Text:
Different papers extract steering vectors using different methods (mean difference, PCA, distributed alignment search), evaluate on different tasks, and report different metrics. Direct comparison is not possible.

What the benchmark provides

Fixed experimental protocol. We standardize the model, dataset, layer selection, and evaluation pipeline. Steering methods plug into a common interface and are evaluated under identical conditions.

Extraction methods compared. Mean-difference vectors (the difference in mean activations between contrastive prompt sets), PCA directions (principal components of activation differences), and DAS-optimized directions. Each is evaluated at multiple injection layers and scaling coefficients.

Evaluation dimensions.

Effectiveness: does the steering vector reliably shift behavior in the intended direction? Measured via classifier accuracy on the target attribute.
Coherence: does the steered model still produce fluent, on-topic text? Measured via perplexity delta and human evaluation.
Specificity: does steering affect only the targeted behavior, or does it degrade unrelated capabilities? Measured via cross-task performance.

Dataset excerpts:
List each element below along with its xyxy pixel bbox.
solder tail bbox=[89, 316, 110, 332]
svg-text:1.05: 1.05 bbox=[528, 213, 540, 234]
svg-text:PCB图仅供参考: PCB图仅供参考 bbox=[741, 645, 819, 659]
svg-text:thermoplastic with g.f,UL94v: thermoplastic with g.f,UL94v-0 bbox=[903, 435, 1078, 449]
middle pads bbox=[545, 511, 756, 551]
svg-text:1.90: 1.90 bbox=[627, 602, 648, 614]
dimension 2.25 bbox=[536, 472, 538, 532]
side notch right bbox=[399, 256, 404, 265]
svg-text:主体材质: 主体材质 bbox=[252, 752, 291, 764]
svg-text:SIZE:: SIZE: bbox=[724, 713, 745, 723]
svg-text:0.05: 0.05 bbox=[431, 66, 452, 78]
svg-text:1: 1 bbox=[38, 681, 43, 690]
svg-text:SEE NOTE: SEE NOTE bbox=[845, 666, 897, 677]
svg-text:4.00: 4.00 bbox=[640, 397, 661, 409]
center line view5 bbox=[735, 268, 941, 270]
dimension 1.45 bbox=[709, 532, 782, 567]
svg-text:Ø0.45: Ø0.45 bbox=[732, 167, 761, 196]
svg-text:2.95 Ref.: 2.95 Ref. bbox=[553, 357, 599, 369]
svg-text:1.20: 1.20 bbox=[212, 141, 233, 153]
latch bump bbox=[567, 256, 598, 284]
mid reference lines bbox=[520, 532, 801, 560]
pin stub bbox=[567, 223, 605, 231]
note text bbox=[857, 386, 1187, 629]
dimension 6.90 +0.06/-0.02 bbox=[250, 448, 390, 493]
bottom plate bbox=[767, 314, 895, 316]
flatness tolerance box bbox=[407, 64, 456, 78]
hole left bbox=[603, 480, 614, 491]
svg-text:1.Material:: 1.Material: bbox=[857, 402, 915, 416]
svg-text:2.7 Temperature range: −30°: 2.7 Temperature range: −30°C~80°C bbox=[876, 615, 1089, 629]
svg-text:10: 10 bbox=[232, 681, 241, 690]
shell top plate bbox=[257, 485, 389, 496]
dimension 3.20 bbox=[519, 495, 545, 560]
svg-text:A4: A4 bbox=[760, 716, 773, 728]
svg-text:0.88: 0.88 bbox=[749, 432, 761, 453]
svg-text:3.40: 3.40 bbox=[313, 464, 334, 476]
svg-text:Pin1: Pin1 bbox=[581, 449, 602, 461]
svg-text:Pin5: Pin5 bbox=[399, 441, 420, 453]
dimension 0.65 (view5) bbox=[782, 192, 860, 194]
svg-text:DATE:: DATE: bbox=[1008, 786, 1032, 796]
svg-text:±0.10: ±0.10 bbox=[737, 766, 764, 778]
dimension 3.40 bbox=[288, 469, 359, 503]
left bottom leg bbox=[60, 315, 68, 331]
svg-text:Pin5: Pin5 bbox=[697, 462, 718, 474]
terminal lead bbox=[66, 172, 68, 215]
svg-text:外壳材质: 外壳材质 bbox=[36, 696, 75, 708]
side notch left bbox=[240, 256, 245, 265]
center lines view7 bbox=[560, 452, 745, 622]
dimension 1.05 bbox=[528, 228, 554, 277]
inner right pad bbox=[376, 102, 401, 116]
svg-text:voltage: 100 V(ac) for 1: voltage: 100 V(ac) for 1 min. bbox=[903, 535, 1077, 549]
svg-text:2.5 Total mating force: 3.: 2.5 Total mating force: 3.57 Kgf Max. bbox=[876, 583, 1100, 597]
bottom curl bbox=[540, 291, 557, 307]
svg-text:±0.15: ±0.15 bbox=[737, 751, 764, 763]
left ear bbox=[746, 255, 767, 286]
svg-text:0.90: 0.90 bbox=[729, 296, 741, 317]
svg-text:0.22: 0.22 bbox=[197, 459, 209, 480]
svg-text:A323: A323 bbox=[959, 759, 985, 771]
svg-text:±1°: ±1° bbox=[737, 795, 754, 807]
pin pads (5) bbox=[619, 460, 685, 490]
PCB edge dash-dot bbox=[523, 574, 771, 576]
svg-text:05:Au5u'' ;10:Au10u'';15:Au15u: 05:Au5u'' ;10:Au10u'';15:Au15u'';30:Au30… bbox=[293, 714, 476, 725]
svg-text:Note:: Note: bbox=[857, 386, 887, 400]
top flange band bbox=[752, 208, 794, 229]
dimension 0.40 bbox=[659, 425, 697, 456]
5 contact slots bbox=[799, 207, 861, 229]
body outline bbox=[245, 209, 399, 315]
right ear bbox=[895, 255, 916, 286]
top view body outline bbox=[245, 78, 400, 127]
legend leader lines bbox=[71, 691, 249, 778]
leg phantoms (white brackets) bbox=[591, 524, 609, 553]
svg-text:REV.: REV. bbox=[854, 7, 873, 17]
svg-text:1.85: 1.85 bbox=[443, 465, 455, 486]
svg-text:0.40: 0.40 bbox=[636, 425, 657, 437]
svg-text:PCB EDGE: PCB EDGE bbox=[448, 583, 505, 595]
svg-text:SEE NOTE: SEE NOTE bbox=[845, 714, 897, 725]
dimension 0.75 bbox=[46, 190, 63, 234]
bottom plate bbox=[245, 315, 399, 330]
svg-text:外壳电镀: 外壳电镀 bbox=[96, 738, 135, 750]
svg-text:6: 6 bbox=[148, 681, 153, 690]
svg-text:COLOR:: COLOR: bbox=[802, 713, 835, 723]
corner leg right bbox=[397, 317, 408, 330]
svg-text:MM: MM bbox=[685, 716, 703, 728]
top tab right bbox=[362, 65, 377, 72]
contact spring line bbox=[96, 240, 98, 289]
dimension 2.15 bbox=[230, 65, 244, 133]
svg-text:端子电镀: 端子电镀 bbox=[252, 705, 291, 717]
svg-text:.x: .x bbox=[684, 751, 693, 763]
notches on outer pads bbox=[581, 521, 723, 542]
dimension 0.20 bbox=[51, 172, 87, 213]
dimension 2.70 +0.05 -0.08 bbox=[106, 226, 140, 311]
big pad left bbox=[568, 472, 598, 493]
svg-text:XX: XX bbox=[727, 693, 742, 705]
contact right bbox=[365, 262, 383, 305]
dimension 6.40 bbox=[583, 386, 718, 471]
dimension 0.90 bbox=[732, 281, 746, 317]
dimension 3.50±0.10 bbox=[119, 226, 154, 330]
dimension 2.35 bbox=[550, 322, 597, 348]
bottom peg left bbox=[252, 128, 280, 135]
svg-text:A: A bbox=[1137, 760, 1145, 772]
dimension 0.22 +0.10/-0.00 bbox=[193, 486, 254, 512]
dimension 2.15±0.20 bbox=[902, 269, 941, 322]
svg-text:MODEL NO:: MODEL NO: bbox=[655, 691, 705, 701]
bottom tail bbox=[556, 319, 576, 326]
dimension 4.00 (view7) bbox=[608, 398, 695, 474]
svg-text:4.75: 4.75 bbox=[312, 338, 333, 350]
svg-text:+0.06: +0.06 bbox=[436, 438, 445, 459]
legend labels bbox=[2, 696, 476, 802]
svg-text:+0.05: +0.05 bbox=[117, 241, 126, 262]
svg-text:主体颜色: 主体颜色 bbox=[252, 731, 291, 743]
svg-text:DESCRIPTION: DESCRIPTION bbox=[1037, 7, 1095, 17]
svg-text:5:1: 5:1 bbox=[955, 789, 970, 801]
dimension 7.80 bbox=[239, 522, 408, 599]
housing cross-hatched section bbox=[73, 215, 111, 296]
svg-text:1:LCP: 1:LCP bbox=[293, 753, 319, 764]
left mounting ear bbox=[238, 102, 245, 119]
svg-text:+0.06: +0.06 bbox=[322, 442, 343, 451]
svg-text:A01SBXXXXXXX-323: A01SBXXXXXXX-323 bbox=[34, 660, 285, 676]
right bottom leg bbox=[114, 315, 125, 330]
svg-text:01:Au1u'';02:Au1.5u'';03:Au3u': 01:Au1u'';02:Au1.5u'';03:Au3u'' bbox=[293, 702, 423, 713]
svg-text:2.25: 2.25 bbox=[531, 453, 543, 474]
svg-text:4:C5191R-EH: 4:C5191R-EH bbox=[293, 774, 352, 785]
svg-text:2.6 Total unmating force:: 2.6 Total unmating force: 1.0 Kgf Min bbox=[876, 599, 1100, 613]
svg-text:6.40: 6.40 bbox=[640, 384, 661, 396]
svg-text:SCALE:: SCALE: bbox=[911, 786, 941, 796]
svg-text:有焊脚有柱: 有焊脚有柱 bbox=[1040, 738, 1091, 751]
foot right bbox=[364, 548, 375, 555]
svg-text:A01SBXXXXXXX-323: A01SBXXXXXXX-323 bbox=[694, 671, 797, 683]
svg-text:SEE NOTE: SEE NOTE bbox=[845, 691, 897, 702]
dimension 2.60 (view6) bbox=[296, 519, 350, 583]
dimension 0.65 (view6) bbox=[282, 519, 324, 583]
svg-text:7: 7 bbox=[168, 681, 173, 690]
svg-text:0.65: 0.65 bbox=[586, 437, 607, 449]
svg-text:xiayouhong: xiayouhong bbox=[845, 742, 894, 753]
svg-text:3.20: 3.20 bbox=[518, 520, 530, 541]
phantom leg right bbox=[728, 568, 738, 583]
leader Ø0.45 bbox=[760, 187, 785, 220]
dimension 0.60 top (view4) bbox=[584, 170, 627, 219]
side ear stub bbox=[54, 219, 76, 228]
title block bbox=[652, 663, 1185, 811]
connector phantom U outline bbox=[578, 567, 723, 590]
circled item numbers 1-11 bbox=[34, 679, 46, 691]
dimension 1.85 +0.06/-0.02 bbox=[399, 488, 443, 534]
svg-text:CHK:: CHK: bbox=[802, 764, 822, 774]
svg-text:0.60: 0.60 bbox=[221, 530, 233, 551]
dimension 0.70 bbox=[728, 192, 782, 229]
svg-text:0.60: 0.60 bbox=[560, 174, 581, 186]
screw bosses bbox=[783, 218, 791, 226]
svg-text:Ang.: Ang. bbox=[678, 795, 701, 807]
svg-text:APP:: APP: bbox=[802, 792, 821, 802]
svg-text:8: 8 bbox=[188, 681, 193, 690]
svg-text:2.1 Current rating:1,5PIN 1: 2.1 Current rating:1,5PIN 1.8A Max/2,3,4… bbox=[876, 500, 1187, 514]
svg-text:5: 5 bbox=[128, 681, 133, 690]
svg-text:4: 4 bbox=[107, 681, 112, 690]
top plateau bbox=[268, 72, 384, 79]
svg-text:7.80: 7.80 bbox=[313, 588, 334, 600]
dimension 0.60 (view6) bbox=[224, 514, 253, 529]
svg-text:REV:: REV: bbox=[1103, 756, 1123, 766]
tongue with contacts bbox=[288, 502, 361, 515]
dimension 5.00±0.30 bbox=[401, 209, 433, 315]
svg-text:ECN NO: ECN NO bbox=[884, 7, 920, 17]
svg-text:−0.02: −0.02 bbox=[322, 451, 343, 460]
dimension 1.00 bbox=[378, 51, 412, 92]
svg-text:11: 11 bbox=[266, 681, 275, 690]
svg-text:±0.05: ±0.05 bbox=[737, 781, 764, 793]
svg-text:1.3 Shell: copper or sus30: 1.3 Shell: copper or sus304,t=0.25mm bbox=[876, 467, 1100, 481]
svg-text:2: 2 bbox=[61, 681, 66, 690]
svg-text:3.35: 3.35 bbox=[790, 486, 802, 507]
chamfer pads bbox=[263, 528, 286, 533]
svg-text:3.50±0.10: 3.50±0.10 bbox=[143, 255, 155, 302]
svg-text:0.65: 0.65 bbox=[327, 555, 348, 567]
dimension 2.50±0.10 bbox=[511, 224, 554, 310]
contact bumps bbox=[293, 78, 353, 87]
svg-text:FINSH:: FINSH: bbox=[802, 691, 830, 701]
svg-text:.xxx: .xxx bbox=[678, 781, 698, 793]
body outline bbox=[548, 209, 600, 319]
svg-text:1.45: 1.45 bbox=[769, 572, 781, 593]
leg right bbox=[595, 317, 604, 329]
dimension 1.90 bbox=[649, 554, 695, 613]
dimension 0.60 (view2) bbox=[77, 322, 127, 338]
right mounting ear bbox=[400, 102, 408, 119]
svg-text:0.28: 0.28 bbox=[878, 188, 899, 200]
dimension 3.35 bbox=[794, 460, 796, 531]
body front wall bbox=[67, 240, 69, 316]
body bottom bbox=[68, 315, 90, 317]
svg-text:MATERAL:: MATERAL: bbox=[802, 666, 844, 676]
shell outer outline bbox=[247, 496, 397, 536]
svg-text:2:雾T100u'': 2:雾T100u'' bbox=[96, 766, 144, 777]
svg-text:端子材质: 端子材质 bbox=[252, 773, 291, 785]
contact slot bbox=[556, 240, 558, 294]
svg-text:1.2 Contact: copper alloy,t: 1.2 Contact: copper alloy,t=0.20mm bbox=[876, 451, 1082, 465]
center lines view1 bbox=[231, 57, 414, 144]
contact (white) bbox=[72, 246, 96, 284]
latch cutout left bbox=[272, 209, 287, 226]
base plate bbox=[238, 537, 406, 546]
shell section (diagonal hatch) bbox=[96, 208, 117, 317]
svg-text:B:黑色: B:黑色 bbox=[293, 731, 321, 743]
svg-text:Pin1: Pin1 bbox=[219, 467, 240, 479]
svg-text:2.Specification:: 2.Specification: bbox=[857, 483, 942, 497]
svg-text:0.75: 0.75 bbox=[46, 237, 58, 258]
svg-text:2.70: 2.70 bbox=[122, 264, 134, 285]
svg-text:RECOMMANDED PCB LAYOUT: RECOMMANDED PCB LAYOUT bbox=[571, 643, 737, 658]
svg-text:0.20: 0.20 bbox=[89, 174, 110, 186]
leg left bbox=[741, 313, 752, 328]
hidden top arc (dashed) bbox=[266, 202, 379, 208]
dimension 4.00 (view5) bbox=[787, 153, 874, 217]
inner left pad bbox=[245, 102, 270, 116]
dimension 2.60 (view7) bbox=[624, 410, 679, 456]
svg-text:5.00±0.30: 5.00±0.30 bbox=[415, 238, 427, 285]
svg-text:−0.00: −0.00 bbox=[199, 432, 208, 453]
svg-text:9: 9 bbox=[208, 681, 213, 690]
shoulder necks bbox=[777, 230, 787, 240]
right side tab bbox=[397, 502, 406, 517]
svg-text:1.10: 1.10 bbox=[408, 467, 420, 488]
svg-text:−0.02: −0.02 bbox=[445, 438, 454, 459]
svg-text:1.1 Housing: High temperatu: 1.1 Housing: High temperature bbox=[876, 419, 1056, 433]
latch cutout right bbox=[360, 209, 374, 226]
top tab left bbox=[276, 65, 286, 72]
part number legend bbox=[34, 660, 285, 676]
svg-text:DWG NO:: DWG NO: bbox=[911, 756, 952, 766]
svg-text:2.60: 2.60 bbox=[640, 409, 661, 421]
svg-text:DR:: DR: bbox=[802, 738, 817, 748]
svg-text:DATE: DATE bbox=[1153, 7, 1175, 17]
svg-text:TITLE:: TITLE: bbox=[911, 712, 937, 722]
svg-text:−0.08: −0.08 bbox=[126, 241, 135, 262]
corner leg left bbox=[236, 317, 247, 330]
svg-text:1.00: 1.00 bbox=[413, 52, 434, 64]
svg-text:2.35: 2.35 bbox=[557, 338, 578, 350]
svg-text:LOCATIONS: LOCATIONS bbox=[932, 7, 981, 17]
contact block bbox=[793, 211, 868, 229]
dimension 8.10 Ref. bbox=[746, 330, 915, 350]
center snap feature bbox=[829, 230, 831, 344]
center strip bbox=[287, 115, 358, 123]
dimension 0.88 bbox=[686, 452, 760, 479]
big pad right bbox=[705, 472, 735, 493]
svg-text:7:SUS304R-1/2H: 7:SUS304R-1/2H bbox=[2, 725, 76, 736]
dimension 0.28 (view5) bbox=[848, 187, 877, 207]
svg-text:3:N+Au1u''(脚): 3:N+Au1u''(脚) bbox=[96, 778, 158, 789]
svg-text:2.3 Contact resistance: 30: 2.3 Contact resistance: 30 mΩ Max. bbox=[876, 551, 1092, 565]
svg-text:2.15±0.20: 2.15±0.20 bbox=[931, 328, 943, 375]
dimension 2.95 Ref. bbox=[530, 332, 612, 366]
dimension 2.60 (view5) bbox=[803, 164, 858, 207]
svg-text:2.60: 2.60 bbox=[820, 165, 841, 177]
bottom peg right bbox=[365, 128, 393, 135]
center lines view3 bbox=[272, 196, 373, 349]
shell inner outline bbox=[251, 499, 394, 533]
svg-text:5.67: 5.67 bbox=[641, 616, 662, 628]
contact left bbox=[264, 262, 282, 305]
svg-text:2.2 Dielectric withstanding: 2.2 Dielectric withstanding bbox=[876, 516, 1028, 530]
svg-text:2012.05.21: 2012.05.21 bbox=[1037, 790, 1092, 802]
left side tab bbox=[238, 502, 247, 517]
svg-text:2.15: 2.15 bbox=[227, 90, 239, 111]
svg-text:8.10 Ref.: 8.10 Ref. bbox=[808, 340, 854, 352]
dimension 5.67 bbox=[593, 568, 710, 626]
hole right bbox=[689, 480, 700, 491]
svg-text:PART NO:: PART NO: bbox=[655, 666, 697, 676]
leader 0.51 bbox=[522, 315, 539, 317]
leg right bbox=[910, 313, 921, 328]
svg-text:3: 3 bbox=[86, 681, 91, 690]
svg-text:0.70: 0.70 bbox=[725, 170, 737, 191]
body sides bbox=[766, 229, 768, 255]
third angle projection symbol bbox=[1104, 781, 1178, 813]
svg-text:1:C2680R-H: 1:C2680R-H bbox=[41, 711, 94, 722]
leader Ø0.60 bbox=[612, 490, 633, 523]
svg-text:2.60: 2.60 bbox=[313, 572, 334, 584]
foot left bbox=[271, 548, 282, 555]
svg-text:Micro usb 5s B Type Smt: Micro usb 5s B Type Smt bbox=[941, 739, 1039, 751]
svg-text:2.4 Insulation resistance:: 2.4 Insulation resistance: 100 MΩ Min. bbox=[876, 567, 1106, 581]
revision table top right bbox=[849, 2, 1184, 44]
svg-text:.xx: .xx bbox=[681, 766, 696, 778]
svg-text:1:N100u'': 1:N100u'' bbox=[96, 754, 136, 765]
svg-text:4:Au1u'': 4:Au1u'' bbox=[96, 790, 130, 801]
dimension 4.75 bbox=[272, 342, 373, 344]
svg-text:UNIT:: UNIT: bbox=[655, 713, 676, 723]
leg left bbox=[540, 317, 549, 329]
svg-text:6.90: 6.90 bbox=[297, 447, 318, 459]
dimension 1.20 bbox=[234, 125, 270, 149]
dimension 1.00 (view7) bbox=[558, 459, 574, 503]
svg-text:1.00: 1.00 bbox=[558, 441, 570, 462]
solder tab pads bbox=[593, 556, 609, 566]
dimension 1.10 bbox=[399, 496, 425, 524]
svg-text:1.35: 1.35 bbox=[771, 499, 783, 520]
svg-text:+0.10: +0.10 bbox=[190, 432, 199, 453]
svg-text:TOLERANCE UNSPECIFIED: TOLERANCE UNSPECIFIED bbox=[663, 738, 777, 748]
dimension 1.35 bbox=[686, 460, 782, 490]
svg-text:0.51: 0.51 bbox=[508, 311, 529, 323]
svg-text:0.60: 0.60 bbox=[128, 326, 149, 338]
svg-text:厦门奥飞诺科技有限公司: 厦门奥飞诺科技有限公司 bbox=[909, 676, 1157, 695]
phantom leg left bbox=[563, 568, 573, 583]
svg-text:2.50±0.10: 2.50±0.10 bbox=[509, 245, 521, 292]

What you need to do:
**1.** In the steering benchmark text, how is coherence measured?
**2.** Reproduce everything in the steering benchmark text from "Fixed experimental protocol." down to "and human evaluation.".

Solved problems:
**1.** Coherence is measured via perplexity delta and human evaluation.

**2.**
Fixed experimental protocol. We standardize the model, dataset, layer selection, and evaluation pipeline. Steering methods plug into a common interface and are evaluated under identical conditions.

Extraction methods compared. Mean-difference vectors (the difference in mean activations between contrastive prompt sets), PCA directions (principal components of activation differences), and DAS-optimized directions. Each is evaluated at multiple injection layers and scaling coefficients.

Evaluation dimensions.

Effectiveness: does the steering vector reliably shift behavior in the intended direction? Measured via classifier accuracy on the target attribute.
Coherence: does the steered model still produce fluent, on-topic text? Measured via perplexity delta and human evaluation.